[START OF Entries provided]

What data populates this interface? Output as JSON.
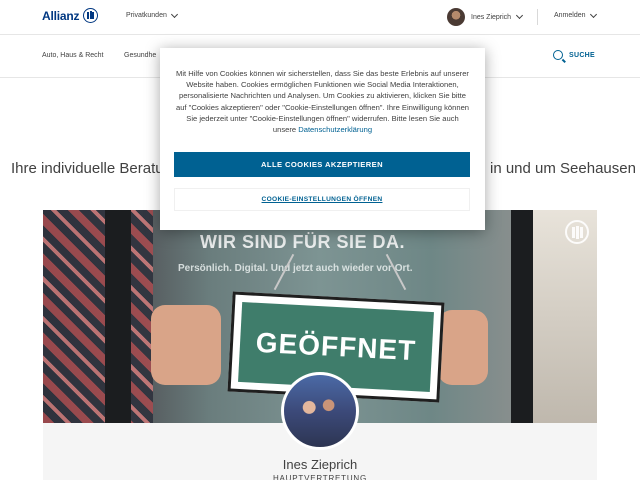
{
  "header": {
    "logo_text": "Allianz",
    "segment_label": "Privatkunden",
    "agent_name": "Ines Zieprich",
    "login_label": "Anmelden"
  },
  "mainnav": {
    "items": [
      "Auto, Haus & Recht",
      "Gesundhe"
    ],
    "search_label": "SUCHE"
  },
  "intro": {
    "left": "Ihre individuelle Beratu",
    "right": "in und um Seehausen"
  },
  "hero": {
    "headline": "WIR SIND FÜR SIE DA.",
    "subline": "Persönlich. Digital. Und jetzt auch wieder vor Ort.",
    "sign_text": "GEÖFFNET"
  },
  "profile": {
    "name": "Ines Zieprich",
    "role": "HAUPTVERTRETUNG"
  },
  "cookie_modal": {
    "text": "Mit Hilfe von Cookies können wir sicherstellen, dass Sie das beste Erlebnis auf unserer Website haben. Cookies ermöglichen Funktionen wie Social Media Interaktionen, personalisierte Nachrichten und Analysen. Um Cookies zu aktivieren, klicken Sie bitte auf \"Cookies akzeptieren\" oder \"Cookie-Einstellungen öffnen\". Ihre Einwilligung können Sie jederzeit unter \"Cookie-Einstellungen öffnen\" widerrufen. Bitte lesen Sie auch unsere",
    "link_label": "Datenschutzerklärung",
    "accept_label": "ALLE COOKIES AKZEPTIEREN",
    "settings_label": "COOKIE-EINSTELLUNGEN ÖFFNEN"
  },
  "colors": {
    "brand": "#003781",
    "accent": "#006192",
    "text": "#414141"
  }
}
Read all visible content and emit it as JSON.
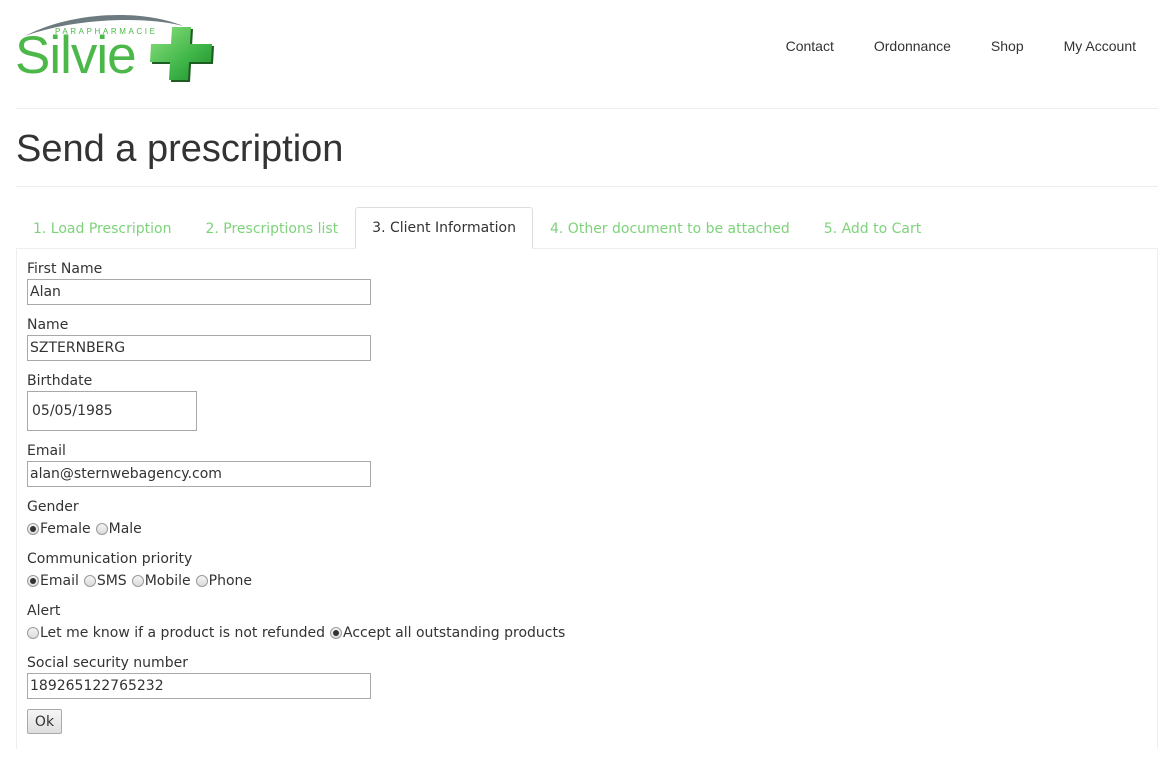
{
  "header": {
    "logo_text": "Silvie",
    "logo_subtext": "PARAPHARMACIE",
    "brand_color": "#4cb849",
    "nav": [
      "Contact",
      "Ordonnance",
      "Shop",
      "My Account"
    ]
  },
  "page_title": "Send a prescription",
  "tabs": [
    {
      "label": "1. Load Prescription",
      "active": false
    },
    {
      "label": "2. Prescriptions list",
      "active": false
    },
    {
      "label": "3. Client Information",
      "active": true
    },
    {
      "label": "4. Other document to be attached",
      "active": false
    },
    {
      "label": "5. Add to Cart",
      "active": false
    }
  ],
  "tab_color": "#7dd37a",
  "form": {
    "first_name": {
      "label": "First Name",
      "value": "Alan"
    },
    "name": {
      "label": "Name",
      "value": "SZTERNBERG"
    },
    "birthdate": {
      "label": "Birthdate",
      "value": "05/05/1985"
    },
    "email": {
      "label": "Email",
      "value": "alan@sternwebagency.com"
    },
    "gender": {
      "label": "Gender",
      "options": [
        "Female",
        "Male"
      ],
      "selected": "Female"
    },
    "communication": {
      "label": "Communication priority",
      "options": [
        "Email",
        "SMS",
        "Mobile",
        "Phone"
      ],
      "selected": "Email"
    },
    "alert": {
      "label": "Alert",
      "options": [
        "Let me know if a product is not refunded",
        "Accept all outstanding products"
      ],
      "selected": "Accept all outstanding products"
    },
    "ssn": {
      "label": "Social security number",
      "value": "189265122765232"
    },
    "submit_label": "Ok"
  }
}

[END OF Entries provided]

▶ [Written instruction]:
Print out the lines exactly, skipping any picture.

▶ [Task answer]:
What data populates this interface? Output as JSON.
{
  "header": {
    "logo_text": "Allianz",
    "segment_label": "Privatkunden",
    "agent_name": "Ines Zieprich",
    "login_label": "Anmelden"
  },
  "mainnav": {
    "items": [
      "Auto, Haus & Recht",
      "Gesundhe"
    ],
    "search_label": "SUCHE"
  },
  "intro": {
    "left": "Ihre individuelle Beratu",
    "right": "in und um Seehausen"
  },
  "hero": {
    "headline": "WIR SIND FÜR SIE DA.",
    "subline": "Persönlich. Digital. Und jetzt auch wieder vor Ort.",
    "sign_text": "GEÖFFNET"
  },
  "profile": {
    "name": "Ines Zieprich",
    "role": "HAUPTVERTRETUNG"
  },
  "cookie_modal": {
    "text": "Mit Hilfe von Cookies können wir sicherstellen, dass Sie das beste Erlebnis auf unserer Website haben. Cookies ermöglichen Funktionen wie Social Media Interaktionen, personalisierte Nachrichten und Analysen. Um Cookies zu aktivieren, klicken Sie bitte auf \"Cookies akzeptieren\" oder \"Cookie-Einstellungen öffnen\". Ihre Einwilligung können Sie jederzeit unter \"Cookie-Einstellungen öffnen\" widerrufen. Bitte lesen Sie auch unsere",
    "link_label": "Datenschutzerklärung",
    "accept_label": "ALLE COOKIES AKZEPTIEREN",
    "settings_label": "COOKIE-EINSTELLUNGEN ÖFFNEN"
  },
  "colors": {
    "brand": "#003781",
    "accent": "#006192",
    "text": "#414141"
  }
}
Read all visible content and emit it as JSON.
{
  "header": {
    "logo_text": "Silvie",
    "logo_subtext": "PARAPHARMACIE",
    "brand_color": "#4cb849",
    "nav": [
      "Contact",
      "Ordonnance",
      "Shop",
      "My Account"
    ]
  },
  "page_title": "Send a prescription",
  "tabs": [
    {
      "label": "1. Load Prescription",
      "active": false
    },
    {
      "label": "2. Prescriptions list",
      "active": false
    },
    {
      "label": "3. Client Information",
      "active": true
    },
    {
      "label": "4. Other document to be attached",
      "active": false
    },
    {
      "label": "5. Add to Cart",
      "active": false
    }
  ],
  "tab_color": "#7dd37a",
  "form": {
    "first_name": {
      "label": "First Name",
      "value": "Alan"
    },
    "name": {
      "label": "Name",
      "value": "SZTERNBERG"
    },
    "birthdate": {
      "label": "Birthdate",
      "value": "05/05/1985"
    },
    "email": {
      "label": "Email",
      "value": "alan@sternwebagency.com"
    },
    "gender": {
      "label": "Gender",
      "options": [
        "Female",
        "Male"
      ],
      "selected": "Female"
    },
    "communication": {
      "label": "Communication priority",
      "options": [
        "Email",
        "SMS",
        "Mobile",
        "Phone"
      ],
      "selected": "Email"
    },
    "alert": {
      "label": "Alert",
      "options": [
        "Let me know if a product is not refunded",
        "Accept all outstanding products"
      ],
      "selected": "Accept all outstanding products"
    },
    "ssn": {
      "label": "Social security number",
      "value": "189265122765232"
    },
    "submit_label": "Ok"
  }
}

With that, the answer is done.